§ TASK DESCRIPTION
Pictures are not part of the copy; repeat everything else in the records exactly.

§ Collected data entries
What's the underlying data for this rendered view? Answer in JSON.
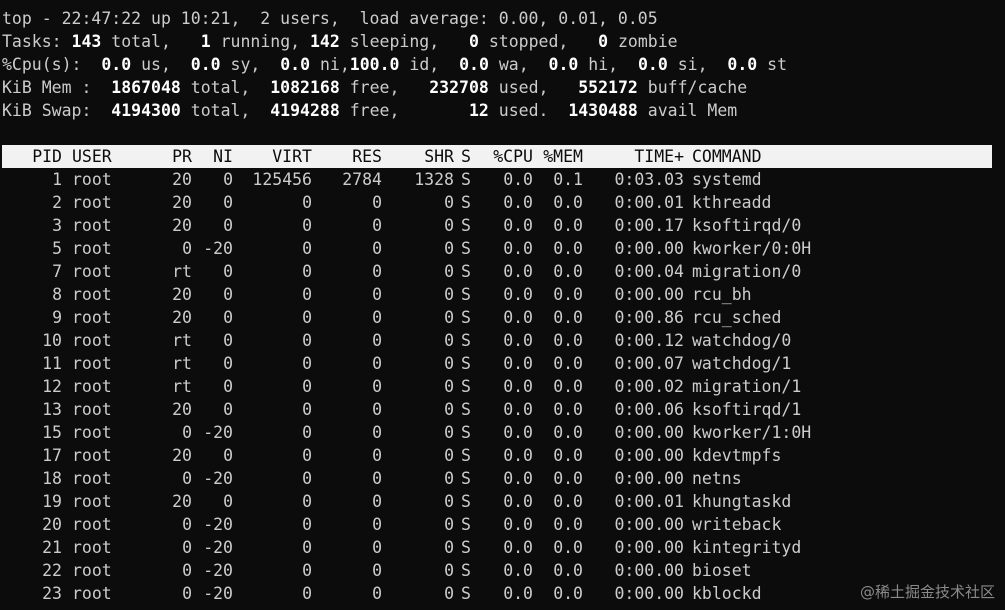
{
  "summary": {
    "line1": "top - 22:47:22 up 10:21,  2 users,  load average: 0.00, 0.01, 0.05",
    "tasks": {
      "label": "Tasks:",
      "total": "143",
      "t_total": " total,",
      "running": "1",
      "t_running": " running,",
      "sleeping": "142",
      "t_sleeping": " sleeping,",
      "stopped": "0",
      "t_stopped": " stopped,",
      "zombie": "0",
      "t_zombie": " zombie"
    },
    "cpu": {
      "label": "%Cpu(s):",
      "us": "0.0",
      "t_us": " us,",
      "sy": "0.0",
      "t_sy": " sy,",
      "ni": "0.0",
      "t_ni": " ni,",
      "id": "100.0",
      "t_id": " id,",
      "wa": "0.0",
      "t_wa": " wa,",
      "hi": "0.0",
      "t_hi": " hi,",
      "si": "0.0",
      "t_si": " si,",
      "st": "0.0",
      "t_st": " st"
    },
    "mem": {
      "label": "KiB Mem :",
      "total": "1867048",
      "t_total": " total,",
      "free": "1082168",
      "t_free": " free,",
      "used": "232708",
      "t_used": " used,",
      "buff": "552172",
      "t_buff": " buff/cache"
    },
    "swap": {
      "label": "KiB Swap:",
      "total": "4194300",
      "t_total": " total,",
      "free": "4194288",
      "t_free": " free,",
      "used": "12",
      "t_used": " used.",
      "avail": "1430488",
      "t_avail": " avail Mem"
    }
  },
  "columns": {
    "pid": "PID",
    "user": "USER",
    "pr": "PR",
    "ni": "NI",
    "virt": "VIRT",
    "res": "RES",
    "shr": "SHR",
    "s": "S",
    "cpu": "%CPU",
    "mem": "%MEM",
    "time": "TIME+",
    "cmd": "COMMAND"
  },
  "processes": [
    {
      "pid": "1",
      "user": "root",
      "pr": "20",
      "ni": "0",
      "virt": "125456",
      "res": "2784",
      "shr": "1328",
      "s": "S",
      "cpu": "0.0",
      "mem": "0.1",
      "time": "0:03.03",
      "cmd": "systemd"
    },
    {
      "pid": "2",
      "user": "root",
      "pr": "20",
      "ni": "0",
      "virt": "0",
      "res": "0",
      "shr": "0",
      "s": "S",
      "cpu": "0.0",
      "mem": "0.0",
      "time": "0:00.01",
      "cmd": "kthreadd"
    },
    {
      "pid": "3",
      "user": "root",
      "pr": "20",
      "ni": "0",
      "virt": "0",
      "res": "0",
      "shr": "0",
      "s": "S",
      "cpu": "0.0",
      "mem": "0.0",
      "time": "0:00.17",
      "cmd": "ksoftirqd/0"
    },
    {
      "pid": "5",
      "user": "root",
      "pr": "0",
      "ni": "-20",
      "virt": "0",
      "res": "0",
      "shr": "0",
      "s": "S",
      "cpu": "0.0",
      "mem": "0.0",
      "time": "0:00.00",
      "cmd": "kworker/0:0H"
    },
    {
      "pid": "7",
      "user": "root",
      "pr": "rt",
      "ni": "0",
      "virt": "0",
      "res": "0",
      "shr": "0",
      "s": "S",
      "cpu": "0.0",
      "mem": "0.0",
      "time": "0:00.04",
      "cmd": "migration/0"
    },
    {
      "pid": "8",
      "user": "root",
      "pr": "20",
      "ni": "0",
      "virt": "0",
      "res": "0",
      "shr": "0",
      "s": "S",
      "cpu": "0.0",
      "mem": "0.0",
      "time": "0:00.00",
      "cmd": "rcu_bh"
    },
    {
      "pid": "9",
      "user": "root",
      "pr": "20",
      "ni": "0",
      "virt": "0",
      "res": "0",
      "shr": "0",
      "s": "S",
      "cpu": "0.0",
      "mem": "0.0",
      "time": "0:00.86",
      "cmd": "rcu_sched"
    },
    {
      "pid": "10",
      "user": "root",
      "pr": "rt",
      "ni": "0",
      "virt": "0",
      "res": "0",
      "shr": "0",
      "s": "S",
      "cpu": "0.0",
      "mem": "0.0",
      "time": "0:00.12",
      "cmd": "watchdog/0"
    },
    {
      "pid": "11",
      "user": "root",
      "pr": "rt",
      "ni": "0",
      "virt": "0",
      "res": "0",
      "shr": "0",
      "s": "S",
      "cpu": "0.0",
      "mem": "0.0",
      "time": "0:00.07",
      "cmd": "watchdog/1"
    },
    {
      "pid": "12",
      "user": "root",
      "pr": "rt",
      "ni": "0",
      "virt": "0",
      "res": "0",
      "shr": "0",
      "s": "S",
      "cpu": "0.0",
      "mem": "0.0",
      "time": "0:00.02",
      "cmd": "migration/1"
    },
    {
      "pid": "13",
      "user": "root",
      "pr": "20",
      "ni": "0",
      "virt": "0",
      "res": "0",
      "shr": "0",
      "s": "S",
      "cpu": "0.0",
      "mem": "0.0",
      "time": "0:00.06",
      "cmd": "ksoftirqd/1"
    },
    {
      "pid": "15",
      "user": "root",
      "pr": "0",
      "ni": "-20",
      "virt": "0",
      "res": "0",
      "shr": "0",
      "s": "S",
      "cpu": "0.0",
      "mem": "0.0",
      "time": "0:00.00",
      "cmd": "kworker/1:0H"
    },
    {
      "pid": "17",
      "user": "root",
      "pr": "20",
      "ni": "0",
      "virt": "0",
      "res": "0",
      "shr": "0",
      "s": "S",
      "cpu": "0.0",
      "mem": "0.0",
      "time": "0:00.00",
      "cmd": "kdevtmpfs"
    },
    {
      "pid": "18",
      "user": "root",
      "pr": "0",
      "ni": "-20",
      "virt": "0",
      "res": "0",
      "shr": "0",
      "s": "S",
      "cpu": "0.0",
      "mem": "0.0",
      "time": "0:00.00",
      "cmd": "netns"
    },
    {
      "pid": "19",
      "user": "root",
      "pr": "20",
      "ni": "0",
      "virt": "0",
      "res": "0",
      "shr": "0",
      "s": "S",
      "cpu": "0.0",
      "mem": "0.0",
      "time": "0:00.01",
      "cmd": "khungtaskd"
    },
    {
      "pid": "20",
      "user": "root",
      "pr": "0",
      "ni": "-20",
      "virt": "0",
      "res": "0",
      "shr": "0",
      "s": "S",
      "cpu": "0.0",
      "mem": "0.0",
      "time": "0:00.00",
      "cmd": "writeback"
    },
    {
      "pid": "21",
      "user": "root",
      "pr": "0",
      "ni": "-20",
      "virt": "0",
      "res": "0",
      "shr": "0",
      "s": "S",
      "cpu": "0.0",
      "mem": "0.0",
      "time": "0:00.00",
      "cmd": "kintegrityd"
    },
    {
      "pid": "22",
      "user": "root",
      "pr": "0",
      "ni": "-20",
      "virt": "0",
      "res": "0",
      "shr": "0",
      "s": "S",
      "cpu": "0.0",
      "mem": "0.0",
      "time": "0:00.00",
      "cmd": "bioset"
    },
    {
      "pid": "23",
      "user": "root",
      "pr": "0",
      "ni": "-20",
      "virt": "0",
      "res": "0",
      "shr": "0",
      "s": "S",
      "cpu": "0.0",
      "mem": "0.0",
      "time": "0:00.00",
      "cmd": "kblockd"
    }
  ],
  "watermark": "@稀土掘金技术社区",
  "colors": {
    "background": "#0c0c0c",
    "text": "#cccccc",
    "bold": "#ffffff",
    "header_bg": "#f2f2f2",
    "header_text": "#0c0c0c"
  }
}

§ RESPONSE TO THIS EXERCISE
What's the underlying data for this rendered view? Answer in JSON.
{
  "summary": {
    "line1": "top - 22:47:22 up 10:21,  2 users,  load average: 0.00, 0.01, 0.05",
    "tasks": {
      "label": "Tasks:",
      "total": "143",
      "t_total": " total,",
      "running": "1",
      "t_running": " running,",
      "sleeping": "142",
      "t_sleeping": " sleeping,",
      "stopped": "0",
      "t_stopped": " stopped,",
      "zombie": "0",
      "t_zombie": " zombie"
    },
    "cpu": {
      "label": "%Cpu(s):",
      "us": "0.0",
      "t_us": " us,",
      "sy": "0.0",
      "t_sy": " sy,",
      "ni": "0.0",
      "t_ni": " ni,",
      "id": "100.0",
      "t_id": " id,",
      "wa": "0.0",
      "t_wa": " wa,",
      "hi": "0.0",
      "t_hi": " hi,",
      "si": "0.0",
      "t_si": " si,",
      "st": "0.0",
      "t_st": " st"
    },
    "mem": {
      "label": "KiB Mem :",
      "total": "1867048",
      "t_total": " total,",
      "free": "1082168",
      "t_free": " free,",
      "used": "232708",
      "t_used": " used,",
      "buff": "552172",
      "t_buff": " buff/cache"
    },
    "swap": {
      "label": "KiB Swap:",
      "total": "4194300",
      "t_total": " total,",
      "free": "4194288",
      "t_free": " free,",
      "used": "12",
      "t_used": " used.",
      "avail": "1430488",
      "t_avail": " avail Mem"
    }
  },
  "columns": {
    "pid": "PID",
    "user": "USER",
    "pr": "PR",
    "ni": "NI",
    "virt": "VIRT",
    "res": "RES",
    "shr": "SHR",
    "s": "S",
    "cpu": "%CPU",
    "mem": "%MEM",
    "time": "TIME+",
    "cmd": "COMMAND"
  },
  "processes": [
    {
      "pid": "1",
      "user": "root",
      "pr": "20",
      "ni": "0",
      "virt": "125456",
      "res": "2784",
      "shr": "1328",
      "s": "S",
      "cpu": "0.0",
      "mem": "0.1",
      "time": "0:03.03",
      "cmd": "systemd"
    },
    {
      "pid": "2",
      "user": "root",
      "pr": "20",
      "ni": "0",
      "virt": "0",
      "res": "0",
      "shr": "0",
      "s": "S",
      "cpu": "0.0",
      "mem": "0.0",
      "time": "0:00.01",
      "cmd": "kthreadd"
    },
    {
      "pid": "3",
      "user": "root",
      "pr": "20",
      "ni": "0",
      "virt": "0",
      "res": "0",
      "shr": "0",
      "s": "S",
      "cpu": "0.0",
      "mem": "0.0",
      "time": "0:00.17",
      "cmd": "ksoftirqd/0"
    },
    {
      "pid": "5",
      "user": "root",
      "pr": "0",
      "ni": "-20",
      "virt": "0",
      "res": "0",
      "shr": "0",
      "s": "S",
      "cpu": "0.0",
      "mem": "0.0",
      "time": "0:00.00",
      "cmd": "kworker/0:0H"
    },
    {
      "pid": "7",
      "user": "root",
      "pr": "rt",
      "ni": "0",
      "virt": "0",
      "res": "0",
      "shr": "0",
      "s": "S",
      "cpu": "0.0",
      "mem": "0.0",
      "time": "0:00.04",
      "cmd": "migration/0"
    },
    {
      "pid": "8",
      "user": "root",
      "pr": "20",
      "ni": "0",
      "virt": "0",
      "res": "0",
      "shr": "0",
      "s": "S",
      "cpu": "0.0",
      "mem": "0.0",
      "time": "0:00.00",
      "cmd": "rcu_bh"
    },
    {
      "pid": "9",
      "user": "root",
      "pr": "20",
      "ni": "0",
      "virt": "0",
      "res": "0",
      "shr": "0",
      "s": "S",
      "cpu": "0.0",
      "mem": "0.0",
      "time": "0:00.86",
      "cmd": "rcu_sched"
    },
    {
      "pid": "10",
      "user": "root",
      "pr": "rt",
      "ni": "0",
      "virt": "0",
      "res": "0",
      "shr": "0",
      "s": "S",
      "cpu": "0.0",
      "mem": "0.0",
      "time": "0:00.12",
      "cmd": "watchdog/0"
    },
    {
      "pid": "11",
      "user": "root",
      "pr": "rt",
      "ni": "0",
      "virt": "0",
      "res": "0",
      "shr": "0",
      "s": "S",
      "cpu": "0.0",
      "mem": "0.0",
      "time": "0:00.07",
      "cmd": "watchdog/1"
    },
    {
      "pid": "12",
      "user": "root",
      "pr": "rt",
      "ni": "0",
      "virt": "0",
      "res": "0",
      "shr": "0",
      "s": "S",
      "cpu": "0.0",
      "mem": "0.0",
      "time": "0:00.02",
      "cmd": "migration/1"
    },
    {
      "pid": "13",
      "user": "root",
      "pr": "20",
      "ni": "0",
      "virt": "0",
      "res": "0",
      "shr": "0",
      "s": "S",
      "cpu": "0.0",
      "mem": "0.0",
      "time": "0:00.06",
      "cmd": "ksoftirqd/1"
    },
    {
      "pid": "15",
      "user": "root",
      "pr": "0",
      "ni": "-20",
      "virt": "0",
      "res": "0",
      "shr": "0",
      "s": "S",
      "cpu": "0.0",
      "mem": "0.0",
      "time": "0:00.00",
      "cmd": "kworker/1:0H"
    },
    {
      "pid": "17",
      "user": "root",
      "pr": "20",
      "ni": "0",
      "virt": "0",
      "res": "0",
      "shr": "0",
      "s": "S",
      "cpu": "0.0",
      "mem": "0.0",
      "time": "0:00.00",
      "cmd": "kdevtmpfs"
    },
    {
      "pid": "18",
      "user": "root",
      "pr": "0",
      "ni": "-20",
      "virt": "0",
      "res": "0",
      "shr": "0",
      "s": "S",
      "cpu": "0.0",
      "mem": "0.0",
      "time": "0:00.00",
      "cmd": "netns"
    },
    {
      "pid": "19",
      "user": "root",
      "pr": "20",
      "ni": "0",
      "virt": "0",
      "res": "0",
      "shr": "0",
      "s": "S",
      "cpu": "0.0",
      "mem": "0.0",
      "time": "0:00.01",
      "cmd": "khungtaskd"
    },
    {
      "pid": "20",
      "user": "root",
      "pr": "0",
      "ni": "-20",
      "virt": "0",
      "res": "0",
      "shr": "0",
      "s": "S",
      "cpu": "0.0",
      "mem": "0.0",
      "time": "0:00.00",
      "cmd": "writeback"
    },
    {
      "pid": "21",
      "user": "root",
      "pr": "0",
      "ni": "-20",
      "virt": "0",
      "res": "0",
      "shr": "0",
      "s": "S",
      "cpu": "0.0",
      "mem": "0.0",
      "time": "0:00.00",
      "cmd": "kintegrityd"
    },
    {
      "pid": "22",
      "user": "root",
      "pr": "0",
      "ni": "-20",
      "virt": "0",
      "res": "0",
      "shr": "0",
      "s": "S",
      "cpu": "0.0",
      "mem": "0.0",
      "time": "0:00.00",
      "cmd": "bioset"
    },
    {
      "pid": "23",
      "user": "root",
      "pr": "0",
      "ni": "-20",
      "virt": "0",
      "res": "0",
      "shr": "0",
      "s": "S",
      "cpu": "0.0",
      "mem": "0.0",
      "time": "0:00.00",
      "cmd": "kblockd"
    }
  ],
  "watermark": "@稀土掘金技术社区",
  "colors": {
    "background": "#0c0c0c",
    "text": "#cccccc",
    "bold": "#ffffff",
    "header_bg": "#f2f2f2",
    "header_text": "#0c0c0c"
  }
}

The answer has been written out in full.